**Given request**
Across the material below, how many lines contain the word "with"? Give only the number.

** Begin Material provided **

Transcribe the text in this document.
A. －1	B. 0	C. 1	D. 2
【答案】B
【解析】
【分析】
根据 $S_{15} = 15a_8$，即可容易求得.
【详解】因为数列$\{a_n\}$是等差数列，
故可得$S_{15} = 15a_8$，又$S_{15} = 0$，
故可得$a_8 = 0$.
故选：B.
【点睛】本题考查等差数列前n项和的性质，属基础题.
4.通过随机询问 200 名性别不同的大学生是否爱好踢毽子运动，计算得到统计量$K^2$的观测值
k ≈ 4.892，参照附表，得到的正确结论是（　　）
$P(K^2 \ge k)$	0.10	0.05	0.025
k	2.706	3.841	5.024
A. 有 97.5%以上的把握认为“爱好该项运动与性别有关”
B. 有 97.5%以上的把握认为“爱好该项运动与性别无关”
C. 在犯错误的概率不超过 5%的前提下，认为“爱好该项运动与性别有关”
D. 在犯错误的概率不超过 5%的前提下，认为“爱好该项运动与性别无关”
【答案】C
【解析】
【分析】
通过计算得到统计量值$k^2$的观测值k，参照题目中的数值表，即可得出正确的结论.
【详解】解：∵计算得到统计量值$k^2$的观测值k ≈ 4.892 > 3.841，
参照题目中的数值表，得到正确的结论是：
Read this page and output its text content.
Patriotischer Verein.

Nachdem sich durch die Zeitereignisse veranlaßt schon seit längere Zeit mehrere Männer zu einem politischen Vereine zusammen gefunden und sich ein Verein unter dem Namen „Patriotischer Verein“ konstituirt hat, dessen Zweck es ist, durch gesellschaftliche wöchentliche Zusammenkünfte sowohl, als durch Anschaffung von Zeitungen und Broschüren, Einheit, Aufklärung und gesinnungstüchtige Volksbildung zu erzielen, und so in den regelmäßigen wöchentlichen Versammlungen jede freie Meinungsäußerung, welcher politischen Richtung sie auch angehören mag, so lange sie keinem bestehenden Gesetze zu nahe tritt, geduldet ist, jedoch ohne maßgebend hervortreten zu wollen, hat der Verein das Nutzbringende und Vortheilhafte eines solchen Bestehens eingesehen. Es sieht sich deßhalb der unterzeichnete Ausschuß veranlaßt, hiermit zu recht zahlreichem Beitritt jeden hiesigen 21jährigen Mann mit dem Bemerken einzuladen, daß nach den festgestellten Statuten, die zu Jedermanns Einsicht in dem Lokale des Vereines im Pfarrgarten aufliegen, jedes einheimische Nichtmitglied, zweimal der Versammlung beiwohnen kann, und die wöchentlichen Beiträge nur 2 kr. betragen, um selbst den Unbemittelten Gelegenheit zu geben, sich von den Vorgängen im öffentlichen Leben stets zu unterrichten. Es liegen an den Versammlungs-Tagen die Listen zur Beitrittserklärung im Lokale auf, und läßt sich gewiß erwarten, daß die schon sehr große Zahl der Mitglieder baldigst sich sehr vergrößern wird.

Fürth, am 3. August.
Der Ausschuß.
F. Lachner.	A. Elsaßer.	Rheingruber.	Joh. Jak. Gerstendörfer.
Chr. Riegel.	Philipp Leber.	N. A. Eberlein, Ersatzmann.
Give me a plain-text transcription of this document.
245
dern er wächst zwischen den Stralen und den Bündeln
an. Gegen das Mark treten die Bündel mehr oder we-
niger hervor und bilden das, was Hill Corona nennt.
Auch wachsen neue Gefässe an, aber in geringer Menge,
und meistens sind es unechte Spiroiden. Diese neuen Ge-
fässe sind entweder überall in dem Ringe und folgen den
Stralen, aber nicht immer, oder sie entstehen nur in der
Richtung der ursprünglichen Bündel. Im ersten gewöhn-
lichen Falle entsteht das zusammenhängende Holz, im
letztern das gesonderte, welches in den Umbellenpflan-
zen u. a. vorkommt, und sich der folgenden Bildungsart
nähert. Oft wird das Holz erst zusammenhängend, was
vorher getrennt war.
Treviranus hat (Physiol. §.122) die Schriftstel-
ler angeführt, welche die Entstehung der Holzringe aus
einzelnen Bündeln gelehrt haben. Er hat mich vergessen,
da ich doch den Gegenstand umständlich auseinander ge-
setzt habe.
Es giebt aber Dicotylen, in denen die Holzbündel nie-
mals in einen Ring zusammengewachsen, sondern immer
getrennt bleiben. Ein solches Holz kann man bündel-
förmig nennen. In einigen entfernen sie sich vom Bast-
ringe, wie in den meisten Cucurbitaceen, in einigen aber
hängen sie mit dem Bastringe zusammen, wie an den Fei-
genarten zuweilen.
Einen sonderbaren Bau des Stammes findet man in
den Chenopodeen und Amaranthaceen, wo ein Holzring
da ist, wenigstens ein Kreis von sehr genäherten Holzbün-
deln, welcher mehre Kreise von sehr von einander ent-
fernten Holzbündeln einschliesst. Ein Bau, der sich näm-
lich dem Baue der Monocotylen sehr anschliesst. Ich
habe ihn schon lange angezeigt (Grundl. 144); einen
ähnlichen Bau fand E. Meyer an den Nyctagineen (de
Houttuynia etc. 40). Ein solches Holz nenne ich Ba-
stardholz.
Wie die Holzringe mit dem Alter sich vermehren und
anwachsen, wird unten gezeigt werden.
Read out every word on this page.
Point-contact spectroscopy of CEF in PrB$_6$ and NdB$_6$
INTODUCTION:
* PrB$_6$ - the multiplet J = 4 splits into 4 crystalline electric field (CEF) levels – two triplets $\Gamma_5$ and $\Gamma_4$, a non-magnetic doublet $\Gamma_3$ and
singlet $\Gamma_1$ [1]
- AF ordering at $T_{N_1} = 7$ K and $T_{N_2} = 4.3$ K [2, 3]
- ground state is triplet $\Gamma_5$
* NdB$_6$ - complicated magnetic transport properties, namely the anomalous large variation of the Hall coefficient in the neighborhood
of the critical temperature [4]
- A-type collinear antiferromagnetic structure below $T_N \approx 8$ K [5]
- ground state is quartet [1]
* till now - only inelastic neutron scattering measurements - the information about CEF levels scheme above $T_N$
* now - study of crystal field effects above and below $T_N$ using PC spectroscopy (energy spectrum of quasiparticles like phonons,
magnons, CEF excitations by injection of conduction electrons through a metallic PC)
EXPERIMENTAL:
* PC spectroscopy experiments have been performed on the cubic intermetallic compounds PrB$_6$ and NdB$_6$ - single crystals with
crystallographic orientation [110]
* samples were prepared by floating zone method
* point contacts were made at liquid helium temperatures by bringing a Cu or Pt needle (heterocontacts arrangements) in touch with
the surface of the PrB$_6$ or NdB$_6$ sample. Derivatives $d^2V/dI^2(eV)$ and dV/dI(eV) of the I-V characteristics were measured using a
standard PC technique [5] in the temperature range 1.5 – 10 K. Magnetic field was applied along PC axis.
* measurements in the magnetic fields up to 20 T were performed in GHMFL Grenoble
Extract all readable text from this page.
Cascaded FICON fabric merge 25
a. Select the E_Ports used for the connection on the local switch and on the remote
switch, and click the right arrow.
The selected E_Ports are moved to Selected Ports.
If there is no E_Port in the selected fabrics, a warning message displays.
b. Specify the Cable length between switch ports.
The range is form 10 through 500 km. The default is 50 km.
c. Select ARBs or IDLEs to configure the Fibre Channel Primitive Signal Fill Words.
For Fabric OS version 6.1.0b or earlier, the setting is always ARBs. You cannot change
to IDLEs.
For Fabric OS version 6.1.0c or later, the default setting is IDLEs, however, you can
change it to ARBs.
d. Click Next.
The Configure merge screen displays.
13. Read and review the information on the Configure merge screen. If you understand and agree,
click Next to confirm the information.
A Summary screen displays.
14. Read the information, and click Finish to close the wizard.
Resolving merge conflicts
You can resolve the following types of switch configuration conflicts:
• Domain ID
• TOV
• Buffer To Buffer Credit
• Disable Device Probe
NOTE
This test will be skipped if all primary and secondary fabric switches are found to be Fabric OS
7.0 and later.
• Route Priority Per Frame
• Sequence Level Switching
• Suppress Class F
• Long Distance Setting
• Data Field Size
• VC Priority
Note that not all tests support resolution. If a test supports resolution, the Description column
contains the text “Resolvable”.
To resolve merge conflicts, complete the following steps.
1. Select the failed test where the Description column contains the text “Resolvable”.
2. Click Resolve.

** End Material provided **

**The result**
2